- _Direction_
Would you pull out every line of the material that contains the string "documentare"?

- _Excerpted records_
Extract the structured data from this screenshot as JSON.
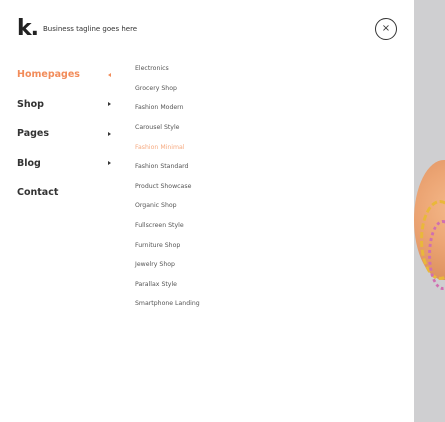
{
  "brand": {
    "logo_text": "k.",
    "tagline": "Business tagline goes here"
  },
  "close_button": {
    "symbol": "×"
  },
  "main_menu": [
    {
      "label": "Homepages",
      "has_submenu": true,
      "active": true
    },
    {
      "label": "Shop",
      "has_submenu": true,
      "active": false
    },
    {
      "label": "Pages",
      "has_submenu": true,
      "active": false
    },
    {
      "label": "Blog",
      "has_submenu": true,
      "active": false
    },
    {
      "label": "Contact",
      "has_submenu": false,
      "active": false
    }
  ],
  "submenu": {
    "items": [
      {
        "label": "Electronics",
        "active": false
      },
      {
        "label": "Grocery Shop",
        "active": false
      },
      {
        "label": "Fashion Modern",
        "active": false
      },
      {
        "label": "Carousel Style",
        "active": false
      },
      {
        "label": "Fashion Minimal",
        "active": true
      },
      {
        "label": "Fashion Standard",
        "active": false
      },
      {
        "label": "Product Showcase",
        "active": false
      },
      {
        "label": "Organic Shop",
        "active": false
      },
      {
        "label": "Fullscreen Style",
        "active": false
      },
      {
        "label": "Furniture Shop",
        "active": false
      },
      {
        "label": "Jewelry Shop",
        "active": false
      },
      {
        "label": "Parallax Style",
        "active": false
      },
      {
        "label": "Smartphone Landing",
        "active": false
      }
    ]
  },
  "colors": {
    "accent": "#f28c5a",
    "submenu_active": "#f6a97f",
    "text": "#333333",
    "background_strip": "#cfcfd1"
  }
}
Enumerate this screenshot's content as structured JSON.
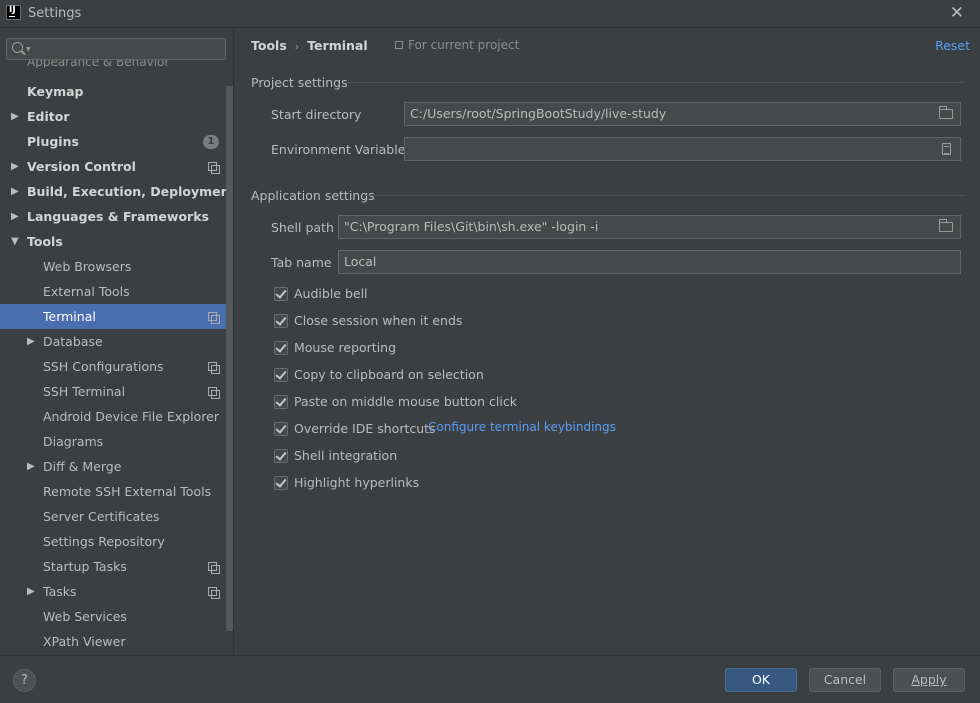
{
  "window": {
    "title": "Settings",
    "app_icon_text": "IJ"
  },
  "search": {
    "placeholder": ""
  },
  "sidebar": {
    "clipped_item": "Appearance & Behavior",
    "items": [
      {
        "label": "Keymap"
      },
      {
        "label": "Editor"
      },
      {
        "label": "Plugins",
        "badge": "1"
      },
      {
        "label": "Version Control"
      },
      {
        "label": "Build, Execution, Deployment"
      },
      {
        "label": "Languages & Frameworks"
      },
      {
        "label": "Tools"
      },
      {
        "label": "Web Browsers"
      },
      {
        "label": "External Tools"
      },
      {
        "label": "Terminal"
      },
      {
        "label": "Database"
      },
      {
        "label": "SSH Configurations"
      },
      {
        "label": "SSH Terminal"
      },
      {
        "label": "Android Device File Explorer"
      },
      {
        "label": "Diagrams"
      },
      {
        "label": "Diff & Merge"
      },
      {
        "label": "Remote SSH External Tools"
      },
      {
        "label": "Server Certificates"
      },
      {
        "label": "Settings Repository"
      },
      {
        "label": "Startup Tasks"
      },
      {
        "label": "Tasks"
      },
      {
        "label": "Web Services"
      },
      {
        "label": "XPath Viewer"
      }
    ],
    "selected": "Terminal"
  },
  "header": {
    "crumb_parent": "Tools",
    "crumb_separator": "›",
    "crumb_current": "Terminal",
    "for_project": "For current project",
    "reset": "Reset"
  },
  "project_settings": {
    "title": "Project settings",
    "start_directory_label": "Start directory",
    "start_directory_value": "C:/Users/root/SpringBootStudy/live-study",
    "env_vars_label": "Environment Variables",
    "env_vars_value": ""
  },
  "application_settings": {
    "title": "Application settings",
    "shell_path_label": "Shell path",
    "shell_path_value": "\"C:\\Program Files\\Git\\bin\\sh.exe\" -login -i",
    "tab_name_label": "Tab name",
    "tab_name_value": "Local",
    "checkboxes": [
      {
        "label": "Audible bell",
        "checked": true
      },
      {
        "label": "Close session when it ends",
        "checked": true
      },
      {
        "label": "Mouse reporting",
        "checked": true
      },
      {
        "label": "Copy to clipboard on selection",
        "checked": true
      },
      {
        "label": "Paste on middle mouse button click",
        "checked": true
      },
      {
        "label": "Override IDE shortcuts",
        "checked": true
      },
      {
        "label": "Shell integration",
        "checked": true
      },
      {
        "label": "Highlight hyperlinks",
        "checked": true
      }
    ],
    "keybindings_link": "Configure terminal keybindings"
  },
  "footer": {
    "help": "?",
    "ok": "OK",
    "cancel": "Cancel",
    "apply": "Apply"
  },
  "colors": {
    "background": "#3c3f41",
    "selection": "#4b6eaf",
    "link": "#589df6",
    "primary_button": "#365880"
  }
}
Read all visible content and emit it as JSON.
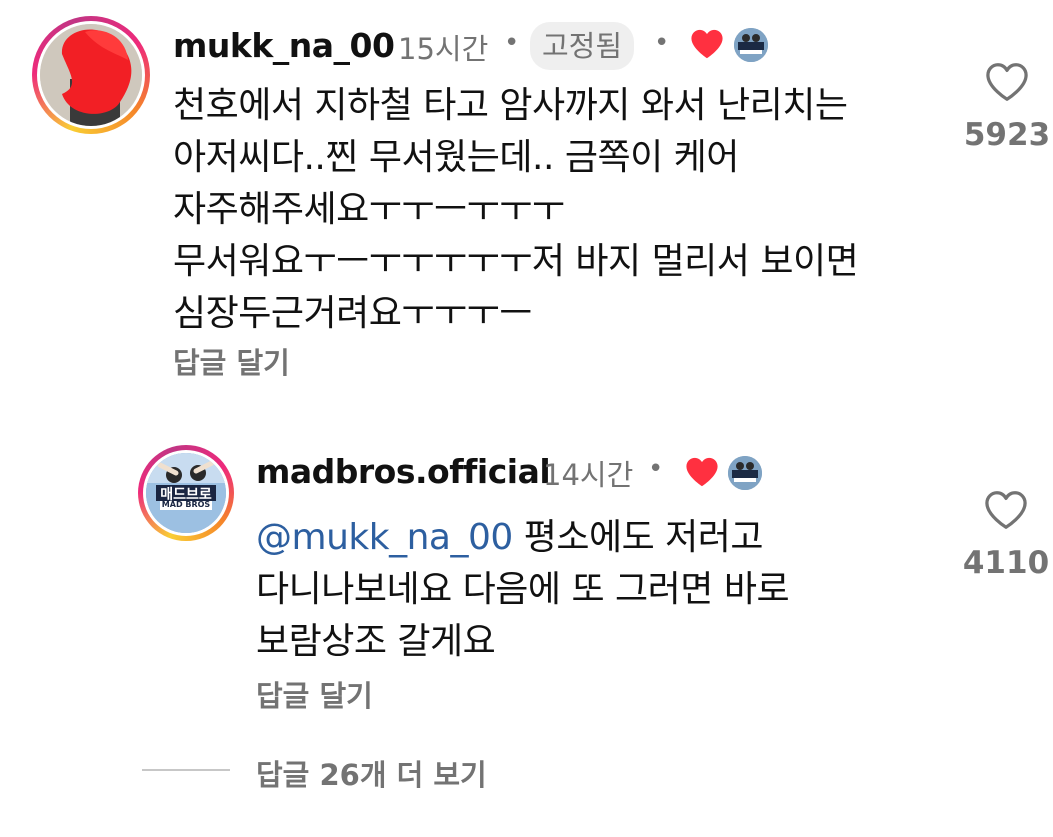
{
  "comments": [
    {
      "username": "mukk_na_00",
      "time": "15시간",
      "pinned_label": "고정됨",
      "lines": [
        "천호에서 지하철 타고 암사까지 와서 난리치는",
        "아저씨다..찐 무서웠는데.. 금쪽이 케어",
        "자주해주세요ㅜㅜㅡㅜㅜㅜ",
        "무서워요ㅜㅡㅜㅜㅜㅜㅜ저 바지 멀리서 보이면",
        "심장두근거려요ㅜㅜㅜㅡ"
      ],
      "reply_label": "답글 달기",
      "like_count": "5923"
    },
    {
      "username": "madbros.official",
      "time": "14시간",
      "mention": "@mukk_na_00",
      "lines": [
        " 평소에도 저러고",
        "다니나보네요 다음에 또 그러면 바로",
        "보람상조 갈게요"
      ],
      "reply_label": "답글 달기",
      "like_count": "4110",
      "avatar_text_top": "매드브로",
      "avatar_text_bottom": "MAD BROS"
    }
  ],
  "more_replies_label": "답글 26개 더 보기",
  "colors": {
    "heart": "#ff3040",
    "meta": "#737373",
    "mention": "#2d5fa0"
  }
}
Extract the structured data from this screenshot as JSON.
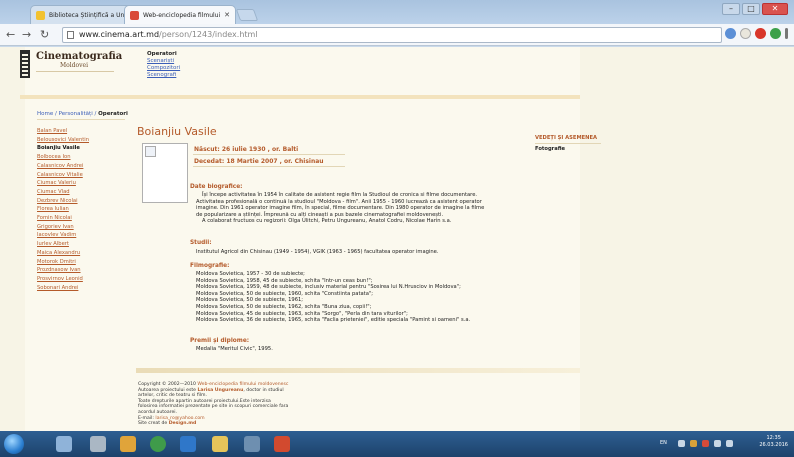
{
  "browser": {
    "tabs": [
      {
        "title": "Biblioteca Științifică a Univ"
      },
      {
        "title": "Web-enciclopedia filmului"
      }
    ],
    "url_host": "www.cinema.art.md",
    "url_path": "/person/1243/index.html"
  },
  "site": {
    "logo_big": "Cinematografia",
    "logo_small": "Moldovei",
    "menu_heading": "Operatori",
    "menu_items": [
      "Scenariști",
      "Compozitori",
      "Scenografi"
    ],
    "breadcrumb": {
      "home": "Home",
      "sep1": " / ",
      "people": "Personalități",
      "sep2": " / ",
      "current": "Operatori"
    },
    "sidebar_people": [
      "Balan Pavel",
      "Belousovici Valentin",
      "Boianjiu Vasile",
      "Bolbocea Ion",
      "Calasnicov Andrei",
      "Calasnicov Vitalie",
      "Ciumac Valeriu",
      "Ciumac Vlad",
      "Dezbrev Nicolai",
      "Florea Iulian",
      "Fomin Nicolai",
      "Grigoriev Ivan",
      "Iacovlev Vadim",
      "Iurlev Albert",
      "Maica Alexandru",
      "Motorok Dmitri",
      "Prozdnasow Ivan",
      "Prosvirnov Leonid",
      "Sobonari Andrei"
    ],
    "current_person_index": 2
  },
  "person": {
    "name": "Boianjiu Vasile",
    "born": "Născut: 26 iulie 1930 , or. Balti",
    "died": "Decedat: 18 Martie 2007 , or. Chisinau",
    "bio_heading": "Date biografice:",
    "bio_lines": [
      "Își începe activitatea în 1954 în calitate de asistent regie film la Studioul de cronica si filme documentare.",
      "Activitatea profesională o continuă la studioul \"Moldova - film\". Anii 1955 - 1960 lucrează ca asistent operator",
      "imagine. Din 1961 operator imagine film, în special, filme documentare. Din 1980 operator de imagine la filme",
      "de popularizare a științei. Împreună cu alți cineaști a pus bazele cinematografiei moldovenești.",
      "A colaborat fructuos cu regizorii: Olga Ulitchi, Petru Ungureanu, Anatol Codru, Nicolae Harin s.a."
    ],
    "studies_heading": "Studii:",
    "studies_text": "Institutul Agricol din Chisinau (1949 - 1954), VGIK (1963 - 1965) facultatea operator imagine.",
    "filmography_heading": "Filmografie:",
    "filmography": [
      "Moldova Sovietica, 1957 - 30 de subiecte;",
      "Moldova Sovietica, 1958, 45 de subiecte, schita \"Intr-un ceas bun!\";",
      "Moldova Sovietica, 1959, 48 de subiecte, inclusiv material pentru \"Sosirea lui N.Hrusciov in Moldova\";",
      "Moldova Sovietica, 50 de subiecte, 1960, schita \"Constiinta patata\";",
      "Moldova Sovietica, 50 de subiecte, 1961;",
      "Moldova Sovietica, 50 de subiecte, 1962, schita \"Buna ziua, copii!\";",
      "Moldova Sovietica, 45 de subiecte, 1963, schita \"Sorgo\", \"Perla din tara viturilor\";",
      "Moldova Sovietica, 36 de subiecte, 1965, schita \"Faclia prieteniei\", editie speciala \"Pamint si oameni\" s.a."
    ],
    "awards_heading": "Premii și diplome:",
    "awards_text": "Medalia \"Meritul Civic\", 1995."
  },
  "rightcol": {
    "heading": "VEDEȚI ȘI ASEMENEA",
    "item": "Fotografie"
  },
  "footer": {
    "copyright_prefix": "Copyright © 2002—2010 ",
    "copyright_link": "Web-enciclopedia filmului moldovenesc",
    "line2_prefix": "Autoarea proiectului este ",
    "line2_name": "Larisa Ungureanu",
    "line2_suffix": ", doctor in studiul",
    "line3": "artelor, critic de teatru si film.",
    "line4": "Toate drepturile apartin autoarei proiectului.Este interzisa",
    "line5": "folosirea informatiei prezentate pe site in scopuri comerciale fara",
    "line6": "acordul autoarei.",
    "email_label": "E-mail: ",
    "email": "larisa_ro@yahoo.com",
    "credit_prefix": "Site creat de ",
    "credit_link": "Design.md"
  },
  "taskbar": {
    "lang": "EN",
    "time": "12:35",
    "date": "26.03.2016"
  }
}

- _Answer in full_
      "Își începe activitatea în 1954 în calitate de asistent regie film la Studioul de cronica si filme documentare.",
      "imagine. Din 1961 operator imagine film, în special, filme documentare. Din 1980 operator de imagine la filme",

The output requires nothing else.